● AIM: Search the data for the string "bear" and extract every line where it appears.

── DATA ENTRIES ──

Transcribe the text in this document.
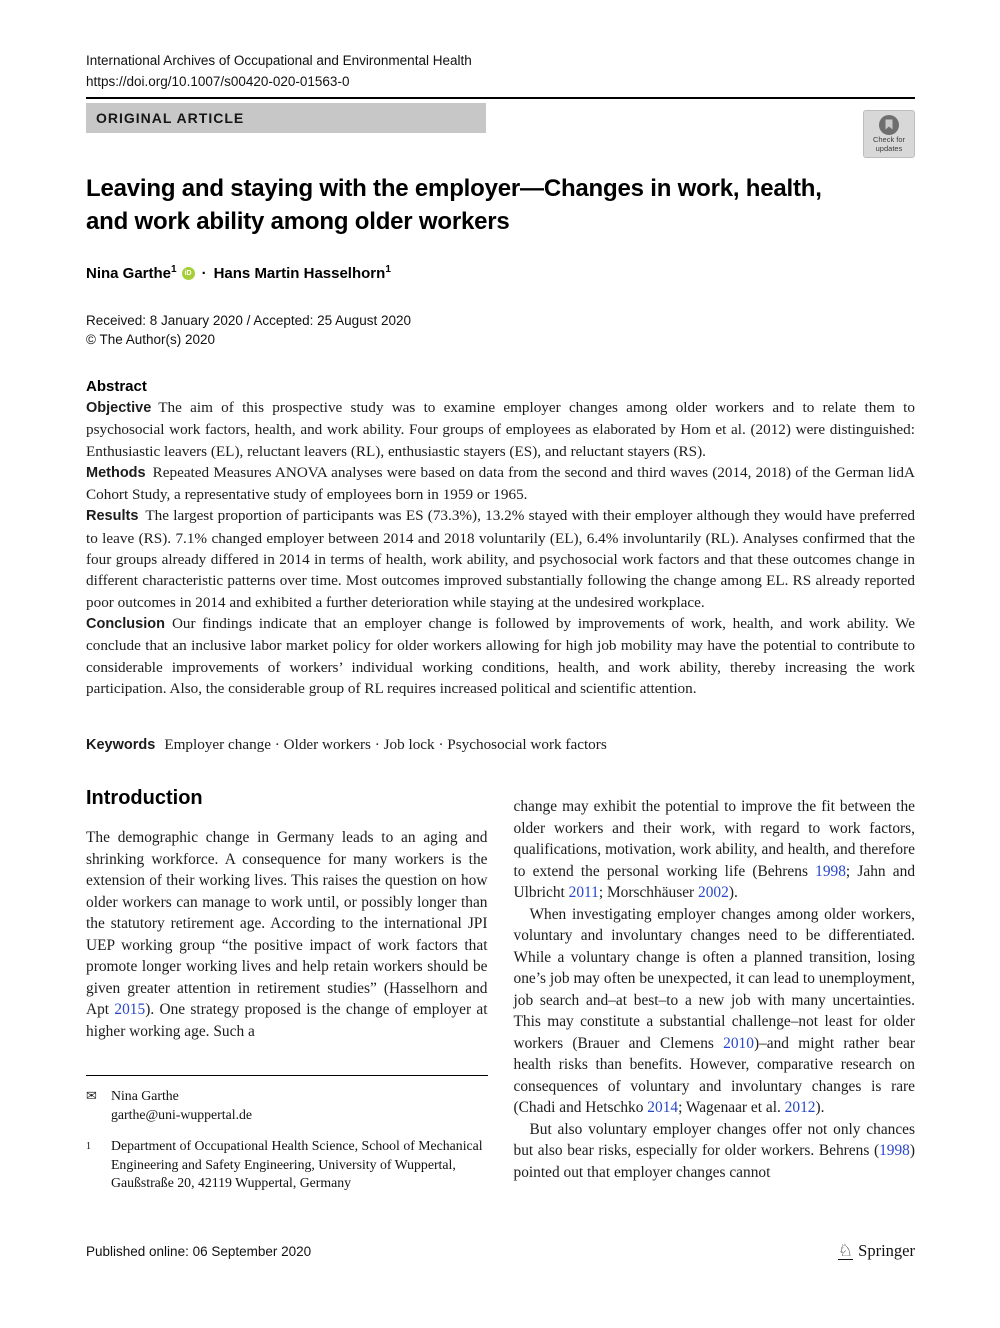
International Archives of Occupational and Environmental Health
https://doi.org/10.1007/s00420-020-01563-0
ORIGINAL ARTICLE
Check for
updates
Leaving and staying with the employer—Changes in work, health,
and work ability among older workers
Nina Garthe$^1$	iD · Hans Martin Hasselhorn$^1$
Received: 8 January 2020 / Accepted: 25 August 2020
© The Author(s) 2020
Abstract

Objective The aim of this prospective study was to examine employer changes among older workers and to relate them to psychosocial work factors, health, and work ability. Four groups of employees as elaborated by Hom et al. (2012) were distinguished: Enthusiastic leavers (EL), reluctant leavers (RL), enthusiastic stayers (ES), and reluctant stayers (RS).

Methods Repeated Measures ANOVA analyses were based on data from the second and third waves (2014, 2018) of the German lidA Cohort Study, a representative study of employees born in 1959 or 1965.

Results The largest proportion of participants was ES (73.3%), 13.2% stayed with their employer although they would have preferred to leave (RS). 7.1% changed employer between 2014 and 2018 voluntarily (EL), 6.4% involuntarily (RL). Analyses confirmed that the four groups already differed in 2014 in terms of health, work ability, and psychosocial work factors and that these outcomes change in different characteristic patterns over time. Most outcomes improved substantially following the change among EL. RS already reported poor outcomes in 2014 and exhibited a further deterioration while staying at the undesired workplace.

Conclusion Our findings indicate that an employer change is followed by improvements of work, health, and work ability. We conclude that an inclusive labor market policy for older workers allowing for high job mobility may have the potential to contribute to considerable improvements of workers’ individual working conditions, health, and work ability, thereby increasing the work participation. Also, the considerable group of RL requires increased political and scientific attention.

Keywords Employer change · Older workers · Job lock · Psychosocial work factors
Introduction

The demographic change in Germany leads to an aging and shrinking workforce. A consequence for many workers is the extension of their working lives. This raises the question on how older workers can manage to work until, or possibly longer than the statutory retirement age. According to the international JPI UEP working group “the positive impact of work factors that promote longer working lives and help retain workers should be given greater attention in retirement studies” (Hasselhorn and Apt 2015). One strategy proposed is the change of employer at higher working age. Such a

✉	Nina Garthe
garthe@uni-wuppertal.de
1	Department of Occupational Health Science, School of Mechanical Engineering and Safety Engineering, University of Wuppertal, Gaußstraße 20, 42119 Wuppertal, Germany

change may exhibit the potential to improve the fit between the older workers and their work, with regard to work factors, qualifications, motivation, work ability, and health, and therefore to extend the personal working life (Behrens 1998; Jahn and Ulbricht 2011; Morschhäuser 2002).

When investigating employer changes among older workers, voluntary and involuntary changes need to be differentiated. While a voluntary change is often a planned transition, losing one’s job may often be unexpected, it can lead to unemployment, job search and–at best–to a new job with many uncertainties. This may constitute a substantial challenge–not least for older workers (Brauer and Clemens 2010)–and might rather bear health risks than benefits. However, comparative research on consequences of voluntary and involuntary changes is rare (Chadi and Hetschko 2014; Wagenaar et al. 2012).

But also voluntary employer changes offer not only chances but also bear risks, especially for older workers. Behrens (1998) pointed out that employer changes cannot

Published online: 06 September 2020	♘ Springer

───

● COMPLETED EXERCISE:
When investigating employer changes among older workers, voluntary and involuntary changes need to be differentiated. While a voluntary change is often a planned transition, losing one’s job may often be unexpected, it can lead to unemployment, job search and–at best–to a new job with many uncertainties. This may constitute a substantial challenge–not least for older workers (Brauer and Clemens 2010)–and might rather bear health risks than benefits. However, comparative research on consequences of voluntary and involuntary changes is rare (Chadi and Hetschko 2014; Wagenaar et al. 2012).
But also voluntary employer changes offer not only chances but also bear risks, especially for older workers. Behrens (1998) pointed out that employer changes cannot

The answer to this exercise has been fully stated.